* **REQUIREMENT**
Copy the records below exactly as they are written.

* **Dataset items**
* * * *
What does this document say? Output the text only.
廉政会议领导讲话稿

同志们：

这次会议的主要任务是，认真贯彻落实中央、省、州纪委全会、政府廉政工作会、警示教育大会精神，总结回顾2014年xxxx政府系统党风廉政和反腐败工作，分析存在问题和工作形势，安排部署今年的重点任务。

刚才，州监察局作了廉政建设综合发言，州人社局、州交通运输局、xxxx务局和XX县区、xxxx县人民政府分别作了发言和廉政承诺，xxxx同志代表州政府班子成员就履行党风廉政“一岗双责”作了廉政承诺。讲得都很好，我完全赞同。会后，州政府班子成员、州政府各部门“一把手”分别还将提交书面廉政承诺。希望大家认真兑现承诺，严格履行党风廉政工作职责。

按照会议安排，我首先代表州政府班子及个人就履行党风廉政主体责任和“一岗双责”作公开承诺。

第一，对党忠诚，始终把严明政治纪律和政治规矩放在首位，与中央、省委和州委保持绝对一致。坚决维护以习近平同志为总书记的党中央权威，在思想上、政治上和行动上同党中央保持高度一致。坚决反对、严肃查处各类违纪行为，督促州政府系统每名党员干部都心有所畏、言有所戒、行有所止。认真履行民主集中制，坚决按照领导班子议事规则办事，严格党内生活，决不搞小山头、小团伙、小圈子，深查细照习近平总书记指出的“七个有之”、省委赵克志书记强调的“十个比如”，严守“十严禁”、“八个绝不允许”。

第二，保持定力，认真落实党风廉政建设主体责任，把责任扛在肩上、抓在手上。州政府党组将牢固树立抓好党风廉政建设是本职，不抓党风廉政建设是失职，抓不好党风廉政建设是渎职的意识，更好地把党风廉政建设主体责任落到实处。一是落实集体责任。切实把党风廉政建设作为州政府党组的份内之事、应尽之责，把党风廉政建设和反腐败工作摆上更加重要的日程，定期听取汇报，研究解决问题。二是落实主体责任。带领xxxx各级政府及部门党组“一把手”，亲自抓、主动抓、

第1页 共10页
* * * *
* **OUTPUT OF THE TASK**
What does this document say? Output the text only.
廉政会议领导讲话稿

同志们：

这次会议的主要任务是，认真贯彻落实中央、省、州纪委全会、政府廉政工作会、警示教育大会精神，总结回顾2014年xxxx政府系统党风廉政和反腐败工作，分析存在问题和工作形势，安排部署今年的重点任务。

刚才，州监察局作了廉政建设综合发言，州人社局、州交通运输局、xxxx务局和XX县区、xxxx县人民政府分别作了发言和廉政承诺，xxxx同志代表州政府班子成员就履行党风廉政“一岗双责”作了廉政承诺。讲得都很好，我完全赞同。会后，州政府班子成员、州政府各部门“一把手”分别还将提交书面廉政承诺。希望大家认真兑现承诺，严格履行党风廉政工作职责。

按照会议安排，我首先代表州政府班子及个人就履行党风廉政主体责任和“一岗双责”作公开承诺。

第一，对党忠诚，始终把严明政治纪律和政治规矩放在首位，与中央、省委和州委保持绝对一致。坚决维护以习近平同志为总书记的党中央权威，在思想上、政治上和行动上同党中央保持高度一致。坚决反对、严肃查处各类违纪行为，督促州政府系统每名党员干部都心有所畏、言有所戒、行有所止。认真履行民主集中制，坚决按照领导班子议事规则办事，严格党内生活，决不搞小山头、小团伙、小圈子，深查细照习近平总书记指出的“七个有之”、省委赵克志书记强调的“十个比如”，严守“十严禁”、“八个绝不允许”。

第二，保持定力，认真落实党风廉政建设主体责任，把责任扛在肩上、抓在手上。州政府党组将牢固树立抓好党风廉政建设是本职，不抓党风廉政建设是失职，抓不好党风廉政建设是渎职的意识，更好地把党风廉政建设主体责任落到实处。一是落实集体责任。切实把党风廉政建设作为州政府党组的份内之事、应尽之责，把党风廉政建设和反腐败工作摆上更加重要的日程，定期听取汇报，研究解决问题。二是落实主体责任。带领xxxx各级政府及部门党组“一把手”，亲自抓、主动抓、

第1页 共10页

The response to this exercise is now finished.